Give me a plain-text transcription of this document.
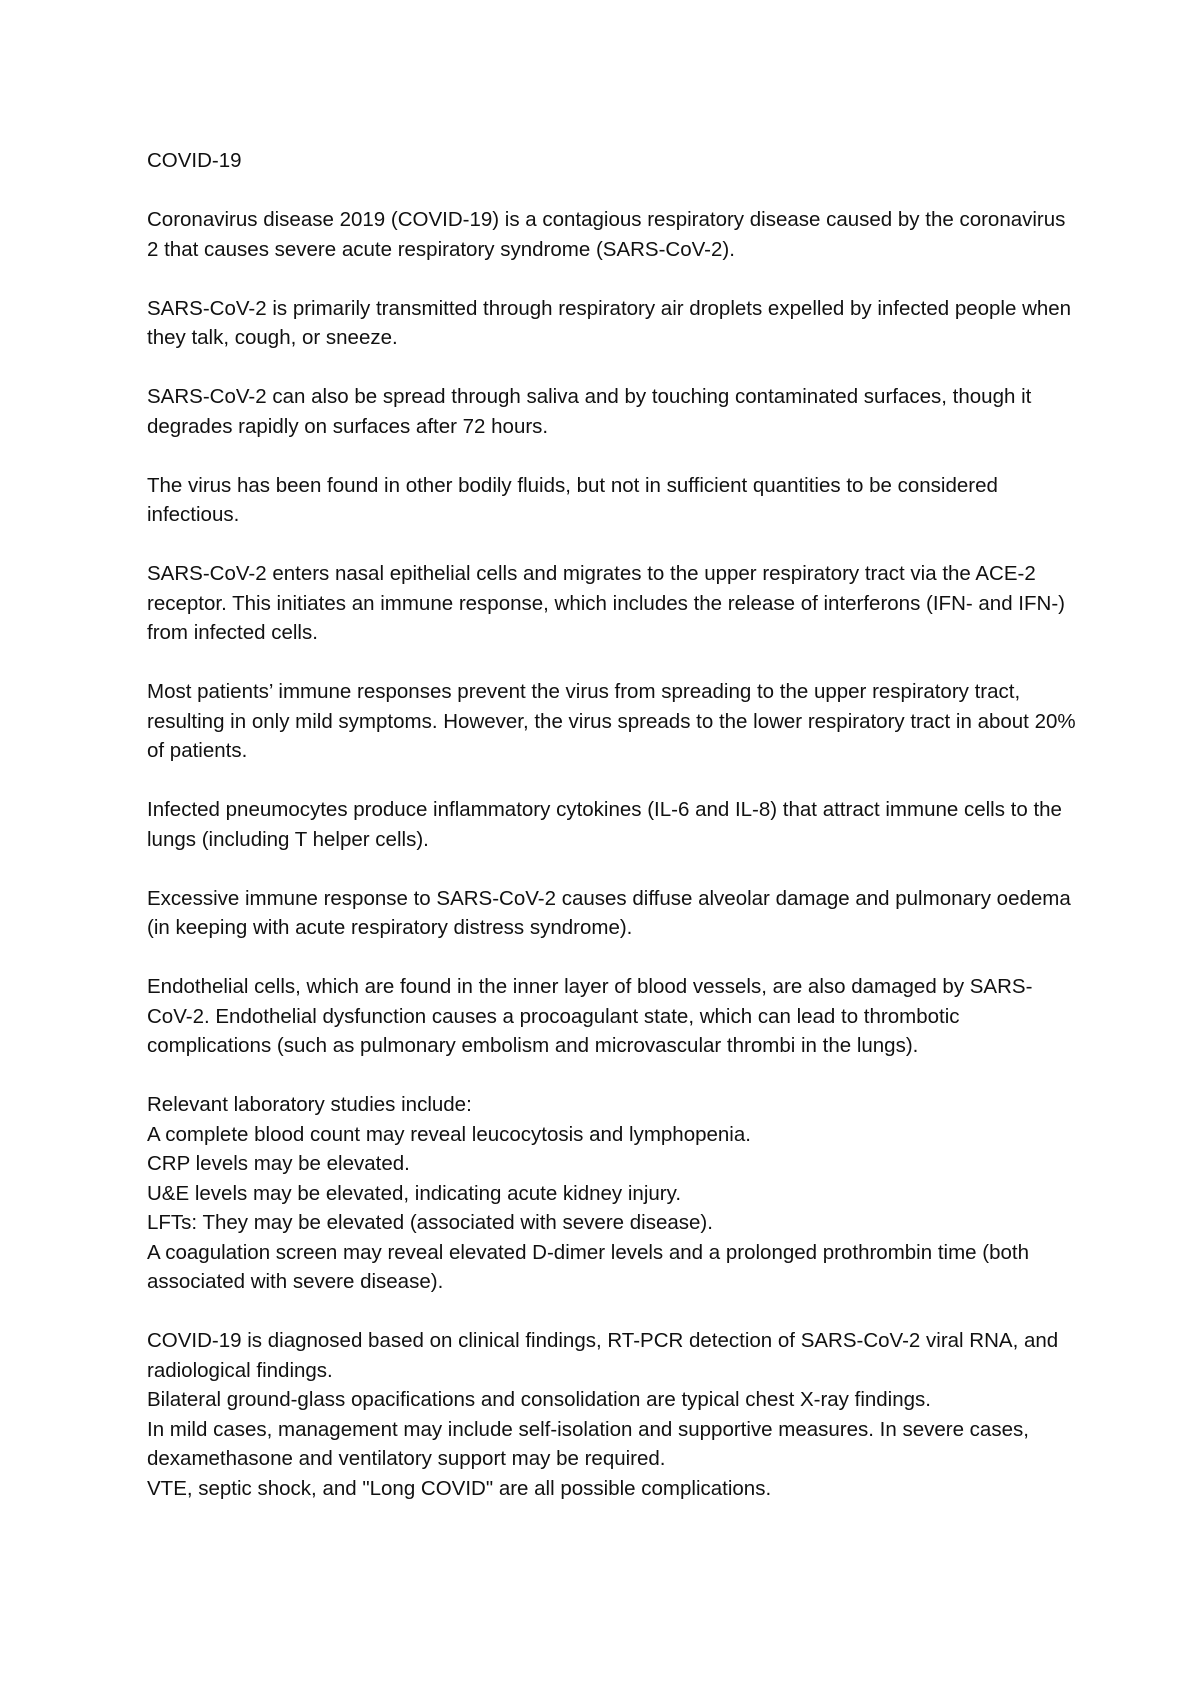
COVID-19

Coronavirus disease 2019 (COVID-19) is a contagious respiratory disease caused by the coronavirus 2 that causes severe acute respiratory syndrome (SARS-CoV-2).

SARS-CoV-2 is primarily transmitted through respiratory air droplets expelled by infected people when they talk, cough, or sneeze.

SARS-CoV-2 can also be spread through saliva and by touching contaminated surfaces, though it degrades rapidly on surfaces after 72 hours.

The virus has been found in other bodily fluids, but not in sufficient quantities to be considered infectious.

SARS-CoV-2 enters nasal epithelial cells and migrates to the upper respiratory tract via the ACE-2 receptor. This initiates an immune response, which includes the release of interferons (IFN- and IFN-) from infected cells.

Most patients’ immune responses prevent the virus from spreading to the upper respiratory tract, resulting in only mild symptoms. However, the virus spreads to the lower respiratory tract in about 20% of patients.

Infected pneumocytes produce inflammatory cytokines (IL-6 and IL-8) that attract immune cells to the lungs (including T helper cells).

Excessive immune response to SARS-CoV-2 causes diffuse alveolar damage and pulmonary oedema (in keeping with acute respiratory distress syndrome).

Endothelial cells, which are found in the inner layer of blood vessels, are also damaged by SARS-CoV-2. Endothelial dysfunction causes a procoagulant state, which can lead to thrombotic complications (such as pulmonary embolism and microvascular thrombi in the lungs).

Relevant laboratory studies include:

A complete blood count may reveal leucocytosis and lymphopenia.

CRP levels may be elevated.

U&E levels may be elevated, indicating acute kidney injury.

LFTs: They may be elevated (associated with severe disease).

A coagulation screen may reveal elevated D-dimer levels and a prolonged prothrombin time (both associated with severe disease).

COVID-19 is diagnosed based on clinical findings, RT-PCR detection of SARS-CoV-2 viral RNA, and radiological findings.

Bilateral ground-glass opacifications and consolidation are typical chest X-ray findings.

In mild cases, management may include self-isolation and supportive measures. In severe cases, dexamethasone and ventilatory support may be required.

VTE, septic shock, and "Long COVID" are all possible complications.
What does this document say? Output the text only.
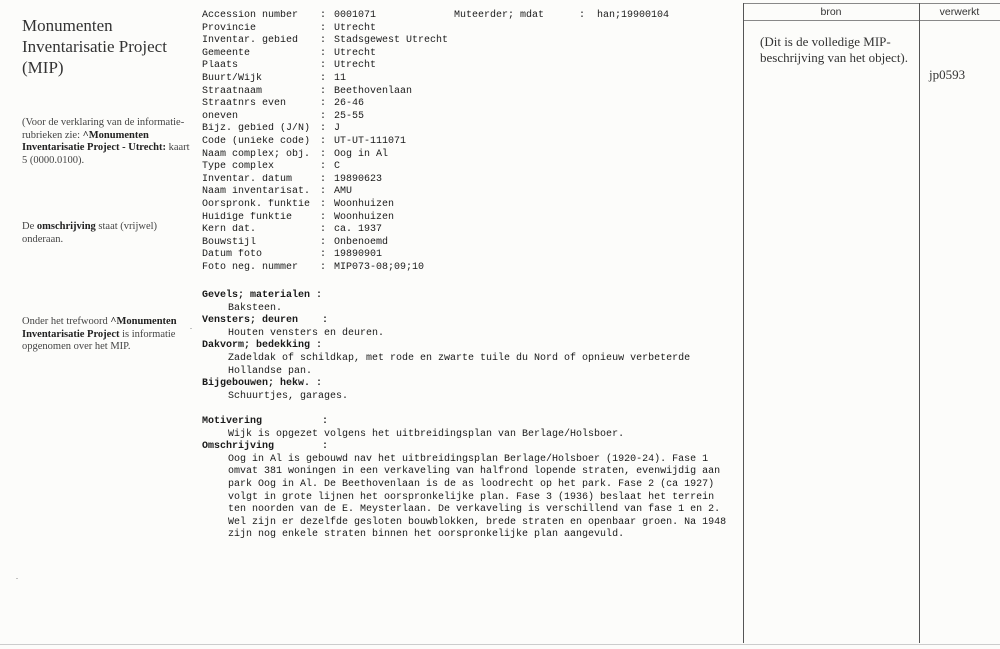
Monumenten Inventarisatie Project (MIP)
(Voor de verklaring van de informatie-rubrieken zie: ^Monumenten Inventarisatie Project - Utrecht: kaart 5 (0000.0100).
De omschrijving staat (vrijwel) onderaan.
Onder het trefwoord ^Monumenten Inventarisatie Project is informatie opgenomen over het MIP.
.
.
Accession number	: 0001071	Muteerder; mdat	: han;19900104
Provincie	: Utrecht
Inventar. gebied	: Stadsgewest Utrecht
Gemeente	: Utrecht
Plaats	: Utrecht
Buurt/Wijk	: 11
Straatnaam	: Beethovenlaan
Straatnrs even	: 26-46
oneven	: 25-55
Bijz. gebied (J/N) : J
Code (unieke code) : UT-UT-111071
Naam complex; obj. : Oog in Al
Type complex	: C
Inventar. datum	: 19890623
Naam inventarisat. : AMU
Oorspronk. funktie : Woonhuizen
Huidige funktie	: Woonhuizen
Kern dat.	: ca. 1937
Bouwstijl	: Onbenoemd
Datum foto	: 19890901
Foto neg. nummer	: MIP073-08;09;10
Gevels; materialen :
Baksteen.
Vensters; deuren    :
Houten vensters en deuren.
Dakvorm; bedekking :
Zadeldak of schildkap, met rode en zwarte tuile du Nord of opnieuw verbeterde Hollandse pan.
Bijgebouwen; hekw. :
Schuurtjes, garages.
Motivering          :
Wijk is opgezet volgens het uitbreidingsplan van Berlage/Holsboer.
Omschrijving        :
Oog in Al is gebouwd nav het uitbreidingsplan Berlage/Holsboer (1920-24). Fase 1 omvat 381 woningen in een verkaveling van halfrond lopende straten, evenwijdig aan park Oog in Al. De Beethovenlaan is de as loodrecht op het park. Fase 2 (ca 1927) volgt in grote lijnen het oorspronkelijke plan. Fase 3 (1936) beslaat het terrein ten noorden van de E. Meysterlaan. De verkaveling is verschillend van fase 1 en 2. Wel zijn er dezelfde gesloten bouwblokken, brede straten en openbaar groen. Na 1948 zijn nog enkele straten binnen het oorspronkelijke plan aangevuld.
bron	verwerkt
(Dit is de volledige MIP-beschrijving van het object).
jp0593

**Assigned task**
Go through the listing above and write it all out exactly, leaving out any picture.

**Written response**
Give me a plain-text transcription of this document.
COVID-19

Coronavirus disease 2019 (COVID-19) is a contagious respiratory disease caused by the coronavirus 2 that causes severe acute respiratory syndrome (SARS-CoV-2).

SARS-CoV-2 is primarily transmitted through respiratory air droplets expelled by infected people when they talk, cough, or sneeze.

SARS-CoV-2 can also be spread through saliva and by touching contaminated surfaces, though it degrades rapidly on surfaces after 72 hours.

The virus has been found in other bodily fluids, but not in sufficient quantities to be considered infectious.

SARS-CoV-2 enters nasal epithelial cells and migrates to the upper respiratory tract via the ACE-2 receptor. This initiates an immune response, which includes the release of interferons (IFN- and IFN-) from infected cells.

Most patients’ immune responses prevent the virus from spreading to the upper respiratory tract, resulting in only mild symptoms. However, the virus spreads to the lower respiratory tract in about 20% of patients.

Infected pneumocytes produce inflammatory cytokines (IL-6 and IL-8) that attract immune cells to the lungs (including T helper cells).

Excessive immune response to SARS-CoV-2 causes diffuse alveolar damage and pulmonary oedema (in keeping with acute respiratory distress syndrome).

Endothelial cells, which are found in the inner layer of blood vessels, are also damaged by SARS-CoV-2. Endothelial dysfunction causes a procoagulant state, which can lead to thrombotic complications (such as pulmonary embolism and microvascular thrombi in the lungs).

Relevant laboratory studies include:

A complete blood count may reveal leucocytosis and lymphopenia.

CRP levels may be elevated.

U&E levels may be elevated, indicating acute kidney injury.

LFTs: They may be elevated (associated with severe disease).

A coagulation screen may reveal elevated D-dimer levels and a prolonged prothrombin time (both associated with severe disease).

COVID-19 is diagnosed based on clinical findings, RT-PCR detection of SARS-CoV-2 viral RNA, and radiological findings.

Bilateral ground-glass opacifications and consolidation are typical chest X-ray findings.

In mild cases, management may include self-isolation and supportive measures. In severe cases, dexamethasone and ventilatory support may be required.

VTE, septic shock, and "Long COVID" are all possible complications.
What does this document say? Output the text only.
Monumenten Inventarisatie Project (MIP)
(Voor de verklaring van de informatie-rubrieken zie: ^Monumenten Inventarisatie Project - Utrecht: kaart 5 (0000.0100).
De omschrijving staat (vrijwel) onderaan.
Onder het trefwoord ^Monumenten Inventarisatie Project is informatie opgenomen over het MIP.
.
.
Accession number	: 0001071	Muteerder; mdat	: han;19900104
Provincie	: Utrecht
Inventar. gebied	: Stadsgewest Utrecht
Gemeente	: Utrecht
Plaats	: Utrecht
Buurt/Wijk	: 11
Straatnaam	: Beethovenlaan
Straatnrs even	: 26-46
oneven	: 25-55
Bijz. gebied (J/N) : J
Code (unieke code) : UT-UT-111071
Naam complex; obj. : Oog in Al
Type complex	: C
Inventar. datum	: 19890623
Naam inventarisat. : AMU
Oorspronk. funktie : Woonhuizen
Huidige funktie	: Woonhuizen
Kern dat.	: ca. 1937
Bouwstijl	: Onbenoemd
Datum foto	: 19890901
Foto neg. nummer	: MIP073-08;09;10
Gevels; materialen :
Baksteen.
Vensters; deuren    :
Houten vensters en deuren.
Dakvorm; bedekking :
Zadeldak of schildkap, met rode en zwarte tuile du Nord of opnieuw verbeterde Hollandse pan.
Bijgebouwen; hekw. :
Schuurtjes, garages.
Motivering          :
Wijk is opgezet volgens het uitbreidingsplan van Berlage/Holsboer.
Omschrijving        :
Oog in Al is gebouwd nav het uitbreidingsplan Berlage/Holsboer (1920-24). Fase 1 omvat 381 woningen in een verkaveling van halfrond lopende straten, evenwijdig aan park Oog in Al. De Beethovenlaan is de as loodrecht op het park. Fase 2 (ca 1927) volgt in grote lijnen het oorspronkelijke plan. Fase 3 (1936) beslaat het terrein ten noorden van de E. Meysterlaan. De verkaveling is verschillend van fase 1 en 2. Wel zijn er dezelfde gesloten bouwblokken, brede straten en openbaar groen. Na 1948 zijn nog enkele straten binnen het oorspronkelijke plan aangevuld.
bron	verwerkt
(Dit is de volledige MIP-beschrijving van het object).
jp0593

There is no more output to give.